- [Do wykonania]:
• A. Wymień wszystkie zachowania, które według wpisu z bloga są problemem w odróżnieniu od samego jedzenia.
• B. Wydrukuj fragment wpisu z bloga, który otwierają słowa zawierające „Skok nr 3 ;)”, a zamykają słowa „już takie ma.”.

- [Fragment dokumentu]:
************

Legenda:

Jako że blog, tak jak i dziecko, będzie miał ojca i matkę, dla rozróżnienia posty pisane przez mamę będą w kolorze czerwonym natomiast te pisane przez tatusia w kolorze niebieskim.


Dwie kreseczki. A cóż to takiego?

hCG to hormon produkowany od niemal samego początku ciązy przez zarodek. Jego obecność zwiastują tytulowe dwie kreseczki na prostym teście ciązowym, kupionym w aptece. Chyba jasnym więc jest to o czym traktował będzie ten blog.

poniedziałek, 25 lipca 2011

Skok nr 3 ;)

Doczekaliśmy się skoku nr 3. Wczoraj pojawiły się pierwsze objawy, ale noc utwierdziła nas w przekonaniu, że trzeba zacisnąć zęby, uzbroić się w cierpliwość i przetrwać. W nocy dopadł Pepe wielki głód ;), który trzyma go nadal. Skończyło się dla nas spanie po 4-5 godzin, bo Pepe je, jak 2 m-ce temu czyli co 3-4 godziny, zdarzyły się nawet krótsze przerwy ;/ Laktator aż się pali w moich rękach, abym sprostała super apetytowi pierworodnego. Samo jedzenie problemem nie jest ( wprost przeciwnie ;), ale spanie po kilkanaście minut, marudzenie, płacz, a nawet krzyk przechodzący momentami w histerię już tak. Pojawiły się w ciągu dnia chwile wytchnienia, gdy "pogadaliśmy sobie" czy pobawiliśmy się ulubionymi zabawkami Pepe, a już takie ma.

************

- [Wyodrębnione dane]:
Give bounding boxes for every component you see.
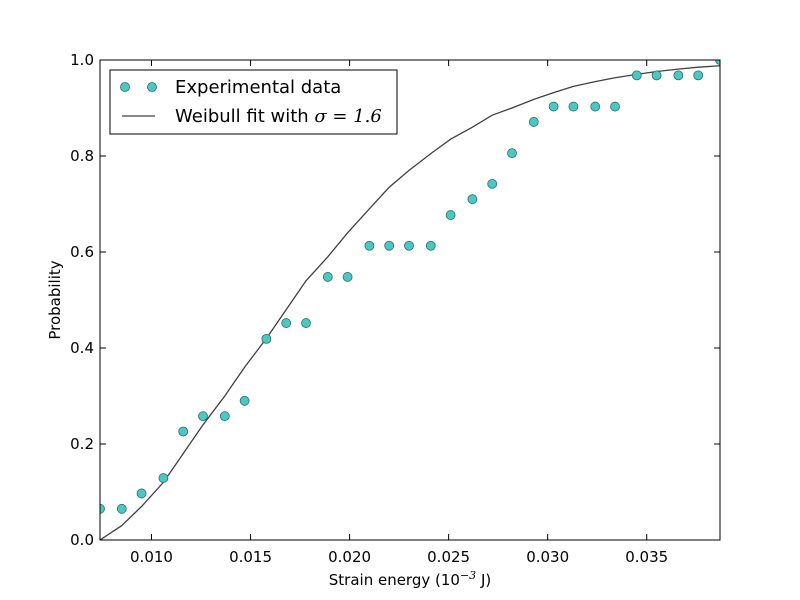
- y-axis-label: Probability: [46, 260, 64, 339]
- data-point: [528, 117, 539, 127]
- y-tick-label: 0.2: [70, 435, 94, 453]
- data-point: [651, 70, 662, 81]
- legend-label-weibull: Weibull fit with σ = 1.6: [175, 106, 382, 127]
- x-tick-label: 0.035: [625, 548, 668, 566]
- weibull-fit-line: [100, 65, 720, 540]
- data-point: [590, 101, 601, 112]
- y-tick-label: 0.8: [70, 147, 94, 165]
- data-point: [487, 178, 498, 189]
- y-tick-label: 1.0: [70, 51, 94, 69]
- legend-box: [109, 69, 398, 135]
- axes-frame: [99, 59, 721, 541]
- data-point: [548, 101, 559, 112]
- x-tick-label: 0.015: [229, 548, 272, 566]
- data-point: [467, 194, 478, 205]
- data-point: [507, 148, 517, 159]
- data-point: [715, 60, 720, 65]
- data-point: [136, 488, 147, 499]
- data-point: [239, 395, 250, 406]
- data-point: [342, 272, 353, 282]
- x-tick-label: 0.025: [427, 548, 470, 566]
- x-tick-label: 0.020: [328, 548, 371, 566]
- data-point: [631, 70, 642, 81]
- data-point: [116, 503, 127, 514]
- data-point: [178, 426, 189, 437]
- plot-area: [100, 60, 720, 540]
- data-point: [404, 240, 414, 251]
- legend-marker-1: [120, 82, 130, 92]
- data-point: [384, 240, 395, 251]
- data-point: [281, 318, 292, 328]
- y-tick-label: 0.4: [70, 339, 94, 357]
- data-point: [610, 101, 620, 112]
- data-point: [219, 411, 230, 422]
- data-point: [322, 272, 333, 282]
- data-point: [100, 503, 105, 514]
- ticks: 0.010 0.015 0.020 0.025 0.030 0.035 0.0 0.2 0.4 0…: [70, 51, 720, 566]
- data-point: [568, 101, 579, 112]
- x-tick-label: 0.030: [526, 548, 569, 566]
- data-point: [198, 411, 208, 422]
- legend-marker-2: [147, 82, 157, 92]
- y-tick-label: 0.6: [70, 243, 94, 261]
- x-axis-label: Strain energy (10−3 J): [329, 569, 491, 589]
- data-point: [301, 318, 311, 328]
- data-point: [445, 210, 456, 220]
- data-point: [693, 70, 704, 81]
- data-point: [158, 473, 169, 483]
- data-point: [364, 240, 375, 251]
- data-point: [425, 240, 436, 251]
- legend: Experimental data Weibull fit with σ = 1…: [109, 69, 398, 135]
- y-tick-label: 0.0: [70, 531, 94, 549]
- data-point: [673, 70, 684, 81]
- x-tick-label: 0.010: [130, 548, 173, 566]
- data-point: [261, 333, 272, 344]
- legend-label-experimental: Experimental data: [175, 77, 341, 98]
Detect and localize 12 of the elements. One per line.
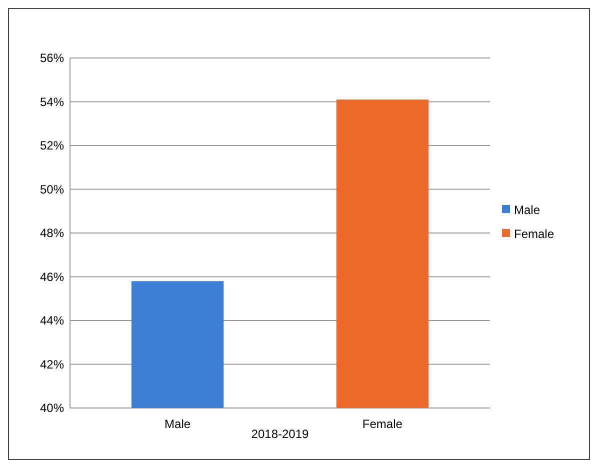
- y-tick-label: 56%: [40, 51, 64, 66]
- y-tick-label: 48%: [40, 226, 64, 240]
- legend-label: Male: [514, 203, 540, 218]
- y-tick-label: 44%: [40, 314, 64, 328]
- y-tick-label: 50%: [40, 182, 64, 196]
- y-tick-label: 42%: [40, 357, 64, 372]
- y-tick-label: 52%: [40, 138, 64, 153]
- x-axis-title: 2018-2019: [251, 427, 310, 441]
- y-tick-label: 54%: [40, 94, 64, 109]
- y-tick-label: 46%: [40, 270, 64, 284]
- legend-label: Female: [514, 227, 554, 242]
- y-tick-label: 40%: [40, 401, 64, 416]
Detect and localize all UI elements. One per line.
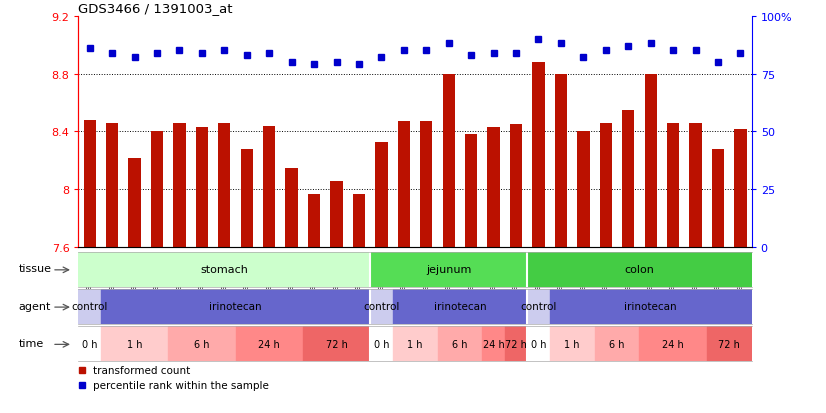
Bar — [286, 168, 298, 248]
Bar — [128, 158, 140, 248]
Bar — [392, 289, 527, 324]
Bar — [392, 326, 438, 361]
Text: stomach: stomach — [201, 264, 249, 275]
Bar — [555, 74, 567, 248]
Bar — [235, 326, 303, 361]
Bar — [173, 123, 186, 248]
Text: GDS3466 / 1391003_at: GDS3466 / 1391003_at — [78, 2, 233, 15]
Bar — [550, 289, 752, 324]
Bar — [644, 74, 657, 248]
Text: 1 h: 1 h — [564, 339, 580, 349]
Bar — [465, 135, 477, 248]
Bar — [527, 326, 550, 361]
Text: time: time — [19, 338, 44, 348]
Bar — [78, 289, 101, 324]
Bar — [101, 326, 169, 361]
Bar — [595, 326, 639, 361]
Bar — [707, 326, 752, 361]
Bar — [330, 181, 343, 248]
Bar — [482, 326, 505, 361]
Bar — [308, 194, 320, 248]
Text: transformed count: transformed count — [93, 365, 190, 375]
Bar — [83, 121, 96, 248]
Bar — [734, 129, 747, 248]
Text: irinotecan: irinotecan — [434, 301, 487, 312]
Bar — [101, 289, 370, 324]
Text: 24 h: 24 h — [662, 339, 684, 349]
Text: 6 h: 6 h — [194, 339, 210, 349]
Text: 24 h: 24 h — [482, 339, 505, 349]
Text: 1 h: 1 h — [127, 339, 142, 349]
Text: control: control — [363, 301, 400, 312]
Bar — [420, 122, 433, 248]
Bar — [353, 194, 365, 248]
Bar — [106, 123, 118, 248]
Bar — [527, 289, 550, 324]
Bar — [690, 123, 702, 248]
Bar — [78, 252, 370, 287]
Bar — [438, 326, 482, 361]
Bar — [218, 123, 230, 248]
Text: irinotecan: irinotecan — [624, 301, 677, 312]
Text: jejunum: jejunum — [426, 264, 472, 275]
Text: 0 h: 0 h — [531, 339, 546, 349]
Text: irinotecan: irinotecan — [209, 301, 262, 312]
Text: 6 h: 6 h — [452, 339, 468, 349]
Bar — [505, 326, 527, 361]
Bar — [78, 326, 101, 361]
Text: 72 h: 72 h — [325, 339, 348, 349]
Text: control: control — [72, 301, 108, 312]
Bar — [639, 326, 707, 361]
Text: 1 h: 1 h — [407, 339, 423, 349]
Bar — [622, 110, 634, 248]
Bar — [527, 252, 752, 287]
Text: tissue: tissue — [19, 264, 51, 274]
Text: percentile rank within the sample: percentile rank within the sample — [93, 380, 268, 390]
Text: colon: colon — [624, 264, 654, 275]
Bar — [169, 326, 235, 361]
Bar — [240, 150, 253, 248]
Bar — [370, 289, 392, 324]
Bar — [510, 125, 522, 248]
Text: 6 h: 6 h — [610, 339, 624, 349]
Bar — [397, 122, 410, 248]
Bar — [196, 128, 208, 248]
Bar — [303, 326, 370, 361]
Text: control: control — [520, 301, 557, 312]
Bar — [712, 150, 724, 248]
Bar — [151, 132, 164, 248]
Text: 24 h: 24 h — [259, 339, 280, 349]
Bar — [370, 252, 527, 287]
Bar — [577, 132, 590, 248]
Text: agent: agent — [19, 301, 51, 311]
Text: 0 h: 0 h — [373, 339, 389, 349]
Bar — [532, 63, 544, 248]
Text: 72 h: 72 h — [506, 339, 527, 349]
Bar — [263, 126, 275, 248]
Text: 0 h: 0 h — [82, 339, 97, 349]
Bar — [550, 326, 595, 361]
Bar — [600, 123, 612, 248]
Bar — [443, 74, 455, 248]
Bar — [370, 326, 392, 361]
Text: 72 h: 72 h — [719, 339, 740, 349]
Bar — [667, 123, 679, 248]
Bar — [487, 128, 500, 248]
Bar — [375, 142, 387, 248]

************

- [Wyniki zadań]:
• A.
- spanie po kilkanaście minut
- marudzenie
- płacz
- krzyk przechodzący momentami w histerię

• B.
Skok nr 3 ;)

Doczekaliśmy się skoku nr 3. Wczoraj pojawiły się pierwsze objawy, ale noc utwierdziła nas w przekonaniu, że trzeba zacisnąć zęby, uzbroić się w cierpliwość i przetrwać. W nocy dopadł Pepe wielki głód ;), który trzyma go nadal. Skończyło się dla nas spanie po 4-5 godzin, bo Pepe je, jak 2 m-ce temu czyli co 3-4 godziny, zdarzyły się nawet krótsze przerwy ;/ Laktator aż się pali w moich rękach, abym sprostała super apetytowi pierworodnego. Samo jedzenie problemem nie jest ( wprost przeciwnie ;), ale spanie po kilkanaście minut, marudzenie, płacz, a nawet krzyk przechodzący momentami w histerię już tak. Pojawiły się w ciągu dnia chwile wytchnienia, gdy "pogadaliśmy sobie" czy pobawiliśmy się ulubionymi zabawkami Pepe, a już takie ma.